Stated task →
Identify and pull out each line of the entries in which "Matter" occurs.

Material for this exercise →
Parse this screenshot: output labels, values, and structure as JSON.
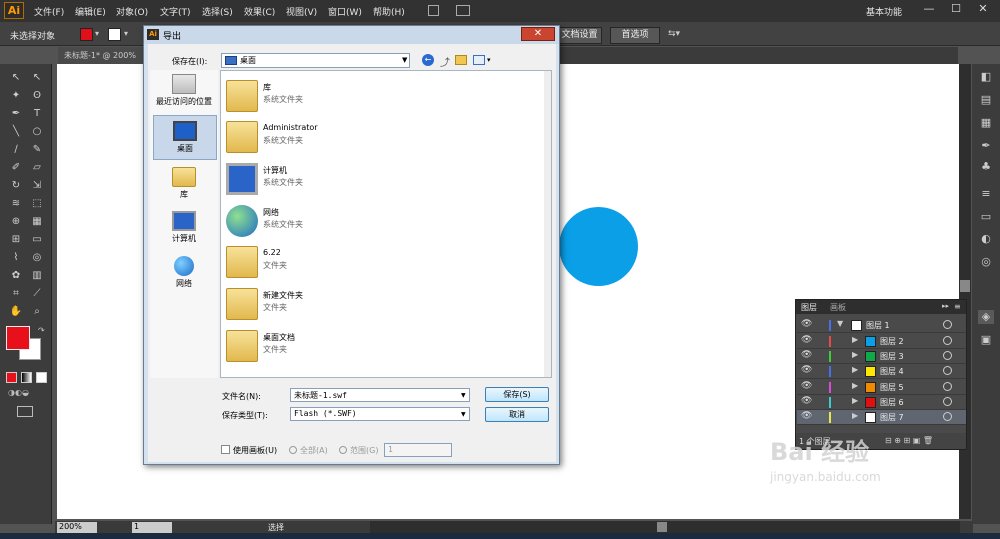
{
  "app": {
    "logo": "Ai",
    "menu": [
      "文件(F)",
      "编辑(E)",
      "对象(O)",
      "文字(T)",
      "选择(S)",
      "效果(C)",
      "视图(V)",
      "窗口(W)",
      "帮助(H)"
    ],
    "workspace": "基本功能",
    "win_min": "—",
    "win_max": "☐",
    "win_close": "✕"
  },
  "control": {
    "no_selection": "未选择对象",
    "doc_setup": "文档设置",
    "prefs": "首选项",
    "fill_color": "#e0101a"
  },
  "document": {
    "tab": "未标题-1* @ 200%"
  },
  "canvas": {
    "circle_color": "#0b9fe8"
  },
  "status": {
    "zoom": "200%",
    "page": "1",
    "tool": "选择"
  },
  "layers": {
    "tab1": "图层",
    "tab2": "画板",
    "count": "1 个图层",
    "rows": [
      {
        "name": "图层 1",
        "color": "#4a6de8",
        "thumb": "#ffffff"
      },
      {
        "name": "图层 2",
        "color": "#e84a4a",
        "thumb": "#0b9fe8"
      },
      {
        "name": "图层 3",
        "color": "#3ccc3c",
        "thumb": "#11a84a"
      },
      {
        "name": "图层 4",
        "color": "#4a6de8",
        "thumb": "#ffe800"
      },
      {
        "name": "图层 5",
        "color": "#d84ad8",
        "thumb": "#f08a00"
      },
      {
        "name": "图层 6",
        "color": "#3ccccc",
        "thumb": "#e01010"
      },
      {
        "name": "图层 7",
        "color": "#e8e84a",
        "thumb": "#ffffff"
      }
    ]
  },
  "dialog": {
    "title": "导出",
    "close": "✕",
    "save_in_label": "保存在(I):",
    "location": "桌面",
    "places": [
      "最近访问的位置",
      "桌面",
      "库",
      "计算机",
      "网络"
    ],
    "files": [
      {
        "name": "库",
        "desc": "系统文件夹"
      },
      {
        "name": "Administrator",
        "desc": "系统文件夹"
      },
      {
        "name": "计算机",
        "desc": "系统文件夹"
      },
      {
        "name": "网络",
        "desc": "系统文件夹"
      },
      {
        "name": "6.22",
        "desc": "文件夹"
      },
      {
        "name": "新建文件夹",
        "desc": "文件夹"
      },
      {
        "name": "桌面文档",
        "desc": "文件夹"
      }
    ],
    "filename_label": "文件名(N):",
    "filename": "未标题-1.swf",
    "filetype_label": "保存类型(T):",
    "filetype": "Flash (*.SWF)",
    "save_btn": "保存(S)",
    "cancel_btn": "取消",
    "use_artboard": "使用画板(U)",
    "all": "全部(A)",
    "range": "范围(G)",
    "range_value": "1"
  },
  "watermark": {
    "brand": "Bai 经验",
    "url": "jingyan.baidu.com"
  }
}
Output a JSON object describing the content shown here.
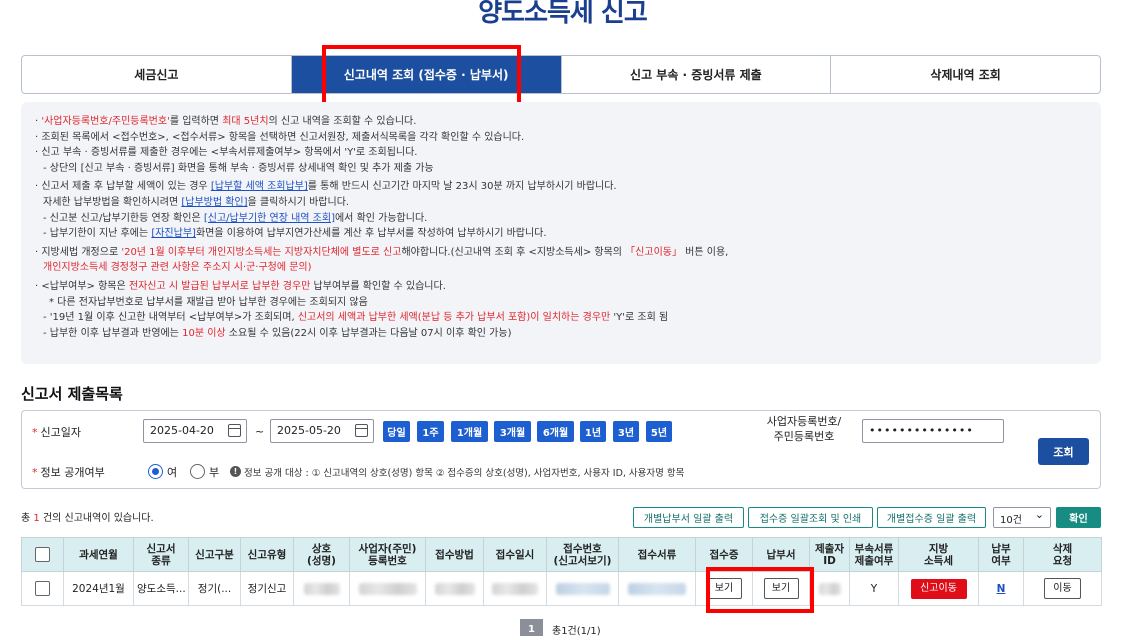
{
  "page": {
    "title": "양도소득세 신고"
  },
  "tabs": [
    {
      "label": "세금신고"
    },
    {
      "label": "신고내역 조회 (접수증 · 납부서)"
    },
    {
      "label": "신고 부속 · 증빙서류 제출"
    },
    {
      "label": "삭제내역 조회"
    }
  ],
  "notice": {
    "l1a": "'사업자등록번호/주민등록번호'",
    "l1b": "를 입력하면 ",
    "l1c": "최대 5년치",
    "l1d": "의 신고 내역을 조회할 수 있습니다.",
    "l2": "조회된 목록에서 <접수번호>, <접수서류> 항목을 선택하면 신고서원장, 제출서식목록을 각각 확인할 수 있습니다.",
    "l3": "신고 부속 · 증빙서류를 제출한 경우에는 <부속서류제출여부> 항목에서 'Y'로 조회됩니다.",
    "l4": "- 상단의 [신고 부속 · 증빙서류] 화면을 통해 부속 · 증빙서류 상세내역 확인 및 추가 제출 가능",
    "l5a": "신고서 제출 후 납부할 세액이 있는 경우 ",
    "l5b": "[납부할 세액 조회납부]",
    "l5c": "를 통해 반드시 신고기간 마지막 날 23시 30분 까지 납부하시기 바랍니다.",
    "l6a": "자세한 납부방법을 확인하시려면 ",
    "l6b": "[납부방법 확인]",
    "l6c": "을 클릭하시기 바랍니다.",
    "l7a": "- 신고분 신고/납부기한등 연장 확인은 ",
    "l7b": "[신고/납부기한 연장 내역 조회]",
    "l7c": "에서 확인 가능합니다.",
    "l8a": "- 납부기한이 지난 후에는 ",
    "l8b": "[자진납부]",
    "l8c": "화면을 이용하여 납부지연가산세를 계산 후 납부서를 작성하여 납부하시기 바랍니다.",
    "l9a": "지방세법 개정으로 ",
    "l9b": "'20년 1월 이후부터 개인지방소득세는 지방자치단체에 별도로 신고",
    "l9c": "해야합니다.(신고내역 조회 후 <지방소득세> 항목의 ",
    "l9d": "「신고이동」",
    "l9e": " 버튼 이용,",
    "l10": "개인지방소득세 경정청구 관련 사항은 주소지 시·군·구청에 문의)",
    "l11a": "<납부여부> 항목은 ",
    "l11b": "전자신고 시 발급된 납부서로 납부한 경우만",
    "l11c": " 납부여부를 확인할 수 있습니다.",
    "l12": "* 다른 전자납부번호로 납부서를 재발급 받아 납부한 경우에는 조회되지 않음",
    "l13a": "- '19년 1월 이후 신고한 내역부터 <납부여부>가 조회되며, ",
    "l13b": "신고서의 세액과 납부한 세액(분납 등 추가 납부서 포함)이 일치하는 경우만",
    "l13c": " 'Y'로 조회 됨",
    "l14a": "- 납부한 이후 납부결과 반영에는 ",
    "l14b": "10분 이상",
    "l14c": " 소요될 수 있음(22시 이후 납부결과는 다음날 07시 이후 확인 가능)"
  },
  "section": {
    "title": "신고서 제출목록"
  },
  "search": {
    "date_label": "신고일자",
    "date_from": "2025-04-20",
    "tilde": "~",
    "date_to": "2025-05-20",
    "quick": [
      "당일",
      "1주",
      "1개월",
      "3개월",
      "6개월",
      "1년",
      "3년",
      "5년"
    ],
    "id_label_1": "사업자등록번호/",
    "id_label_2": "주민등록번호",
    "id_value": "••••••••••••••",
    "public_label": "정보 공개여부",
    "yes": "여",
    "no": "부",
    "public_info": "정보 공개 대상 : ① 신고내역의 상호(성명) 항목 ② 접수증의 상호(성명), 사업자번호, 사용자 ID, 사용자명 항목",
    "search_btn": "조회"
  },
  "actions": {
    "count_prefix": "총 ",
    "count_value": "1",
    "count_suffix": " 건의 신고내역이 있습니다.",
    "btn1": "개별납부서 일괄 출력",
    "btn2": "접수증 일괄조회 및 인쇄",
    "btn3": "개별접수증 일괄 출력",
    "page_size": "10건",
    "ok": "확인"
  },
  "table": {
    "headers": [
      [
        "",
        ""
      ],
      [
        "과세연월",
        ""
      ],
      [
        "신고서",
        "종류"
      ],
      [
        "신고구분",
        ""
      ],
      [
        "신고유형",
        ""
      ],
      [
        "상호",
        "(성명)"
      ],
      [
        "사업자(주민)",
        "등록번호"
      ],
      [
        "접수방법",
        ""
      ],
      [
        "접수일시",
        ""
      ],
      [
        "접수번호",
        "(신고서보기)"
      ],
      [
        "접수서류",
        ""
      ],
      [
        "접수증",
        ""
      ],
      [
        "납부서",
        ""
      ],
      [
        "제출자",
        "ID"
      ],
      [
        "부속서류",
        "제출여부"
      ],
      [
        "지방",
        "소득세"
      ],
      [
        "납부",
        "여부"
      ],
      [
        "삭제",
        "요청"
      ]
    ],
    "row": {
      "period": "2024년1월",
      "kind": "양도소득...",
      "category": "정기(...",
      "type": "정기신고",
      "receipt_btn": "보기",
      "payslip_btn": "보기",
      "attach": "Y",
      "local_tax_btn": "신고이동",
      "paid": "N",
      "delete_btn": "이동"
    }
  },
  "pager": {
    "current": "1",
    "total": "총1건(1/1)"
  }
}
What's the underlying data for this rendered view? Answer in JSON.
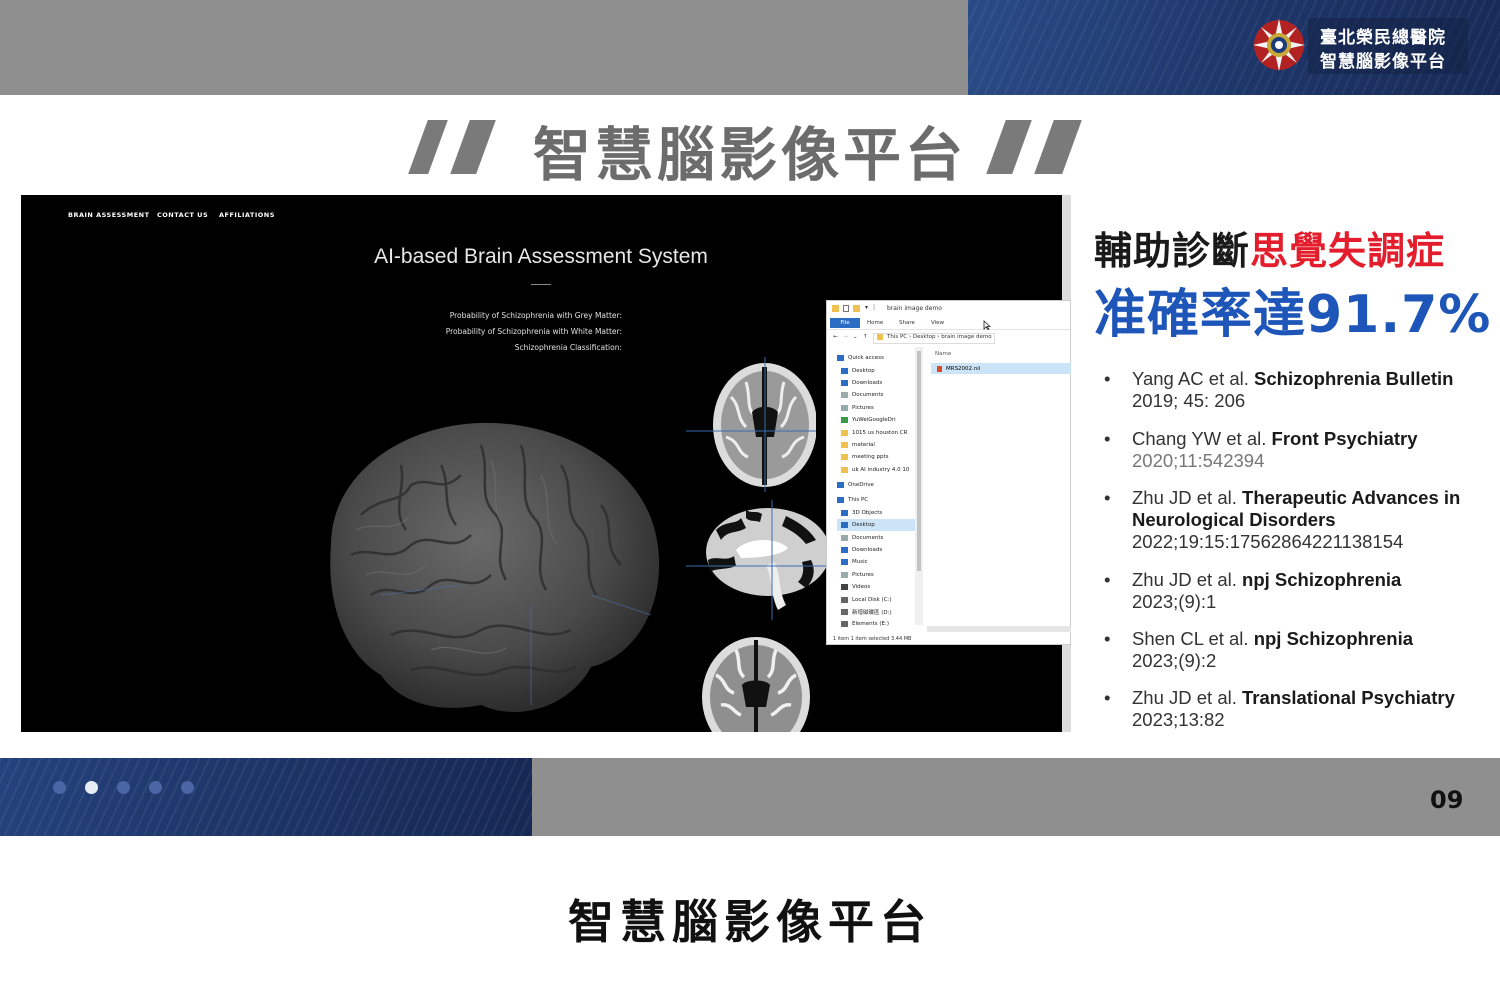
{
  "header": {
    "logo_line1": "臺北榮民總醫院",
    "logo_line2": "智慧腦影像平台",
    "accent_blue": "#1d3568",
    "band_gray": "#8f8f8f"
  },
  "slide_title": "智慧腦影像平台",
  "app": {
    "nav": [
      "BRAIN ASSESSMENT",
      "CONTACT US",
      "AFFILIATIONS"
    ],
    "title": "AI-based Brain Assessment System",
    "probabilities": [
      "Probability of Schizophrenia with Grey Matter:",
      "Probability of Schizophrenia with White Matter:",
      "Schizophrenia Classification:"
    ]
  },
  "explorer": {
    "title": "brain image demo",
    "ribbon": [
      "File",
      "Home",
      "Share",
      "View"
    ],
    "address": "This PC  ›  Desktop  ›  brain image demo",
    "column_name": "Name",
    "file": "MRS2002.nii",
    "nav_items": [
      {
        "label": "Quick access",
        "icon": "star-icon",
        "color": "#2b6cc4"
      },
      {
        "label": "Desktop",
        "icon": "desktop-icon",
        "color": "#2b6cc4"
      },
      {
        "label": "Downloads",
        "icon": "download-icon",
        "color": "#2b6cc4"
      },
      {
        "label": "Documents",
        "icon": "document-icon",
        "color": "#9aa"
      },
      {
        "label": "Pictures",
        "icon": "picture-icon",
        "color": "#9aa"
      },
      {
        "label": "YuWeiGoogleDri",
        "icon": "drive-icon",
        "color": "#3a9a4a"
      },
      {
        "label": "1015 us houston CR",
        "icon": "folder-icon",
        "color": "#f0c050"
      },
      {
        "label": "material",
        "icon": "folder-icon",
        "color": "#f0c050"
      },
      {
        "label": "meeting ppts",
        "icon": "folder-icon",
        "color": "#f0c050"
      },
      {
        "label": "uk AI industry 4.0 10",
        "icon": "folder-icon",
        "color": "#f0c050"
      },
      {
        "label": "OneDrive",
        "icon": "cloud-icon",
        "color": "#2b6cc4"
      },
      {
        "label": "This PC",
        "icon": "pc-icon",
        "color": "#2b6cc4"
      },
      {
        "label": "3D Objects",
        "icon": "cube-icon",
        "color": "#2b6cc4"
      },
      {
        "label": "Desktop",
        "icon": "desktop-icon",
        "color": "#2b6cc4"
      },
      {
        "label": "Documents",
        "icon": "document-icon",
        "color": "#9aa"
      },
      {
        "label": "Downloads",
        "icon": "download-icon",
        "color": "#2b6cc4"
      },
      {
        "label": "Music",
        "icon": "music-icon",
        "color": "#2b6cc4"
      },
      {
        "label": "Pictures",
        "icon": "picture-icon",
        "color": "#9aa"
      },
      {
        "label": "Videos",
        "icon": "video-icon",
        "color": "#444"
      },
      {
        "label": "Local Disk (C:)",
        "icon": "disk-icon",
        "color": "#666"
      },
      {
        "label": "新增磁碟區 (D:)",
        "icon": "disk-icon",
        "color": "#666"
      },
      {
        "label": "Elements (E:)",
        "icon": "disk-icon",
        "color": "#666"
      }
    ],
    "selected_nav_index": 13,
    "status": "1 item     1 item selected  3.44 MB"
  },
  "headline": {
    "part1": "輔助診斷",
    "part2": "思覺失調症",
    "line2": "准確率達91.7%",
    "red": "#e31d2b",
    "blue": "#1e55b8"
  },
  "references": [
    {
      "authors": "Yang AC et al. ",
      "journal": "Schizophrenia Bulletin",
      "cite": "2019; 45: 206",
      "gray": false
    },
    {
      "authors": "Chang YW et al. ",
      "journal": "Front Psychiatry",
      "cite": "2020;11:542394",
      "gray": true
    },
    {
      "authors": "Zhu JD et al. ",
      "journal": "Therapeutic Advances in Neurological Disorders",
      "cite": "2022;19:15:17562864221138154",
      "gray": false
    },
    {
      "authors": "Zhu JD et al. ",
      "journal": "npj Schizophrenia",
      "cite": "2023;(9):1",
      "gray": false
    },
    {
      "authors": "Shen CL et al. ",
      "journal": "npj Schizophrenia",
      "cite": "2023;(9):2",
      "gray": false
    },
    {
      "authors": "Zhu JD et al. ",
      "journal": "Translational Psychiatry",
      "cite": "2023;13:82",
      "gray": false
    }
  ],
  "footer": {
    "page": "09",
    "dots": 5,
    "active_dot": 1
  },
  "caption": "智慧腦影像平台"
}
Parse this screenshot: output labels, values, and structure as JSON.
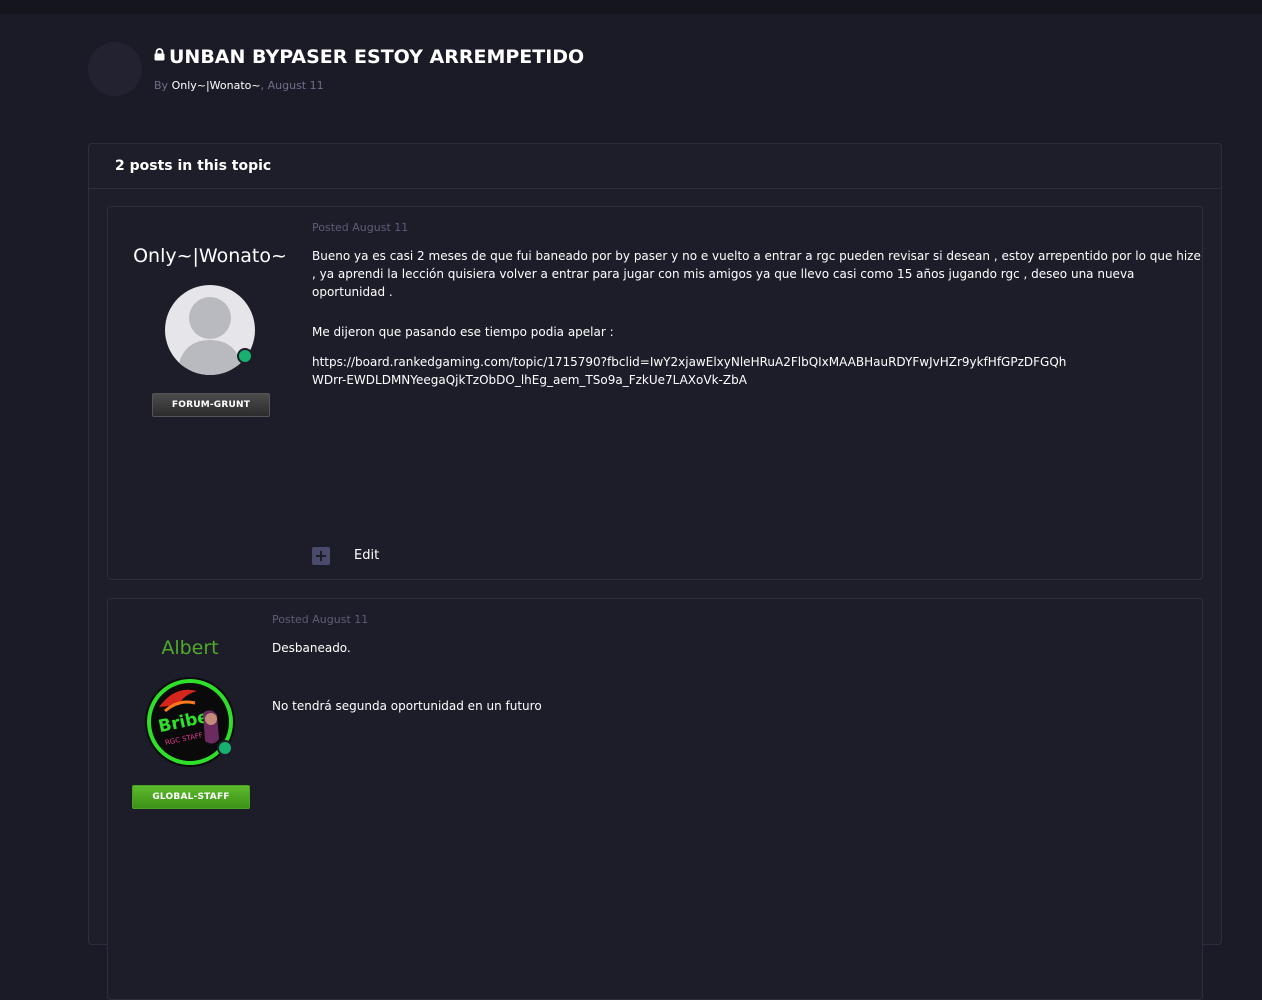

Result for this exercise →
      "Probability of Schizophrenia with Grey Matter:",
      "Probability of Schizophrenia with White Matter:",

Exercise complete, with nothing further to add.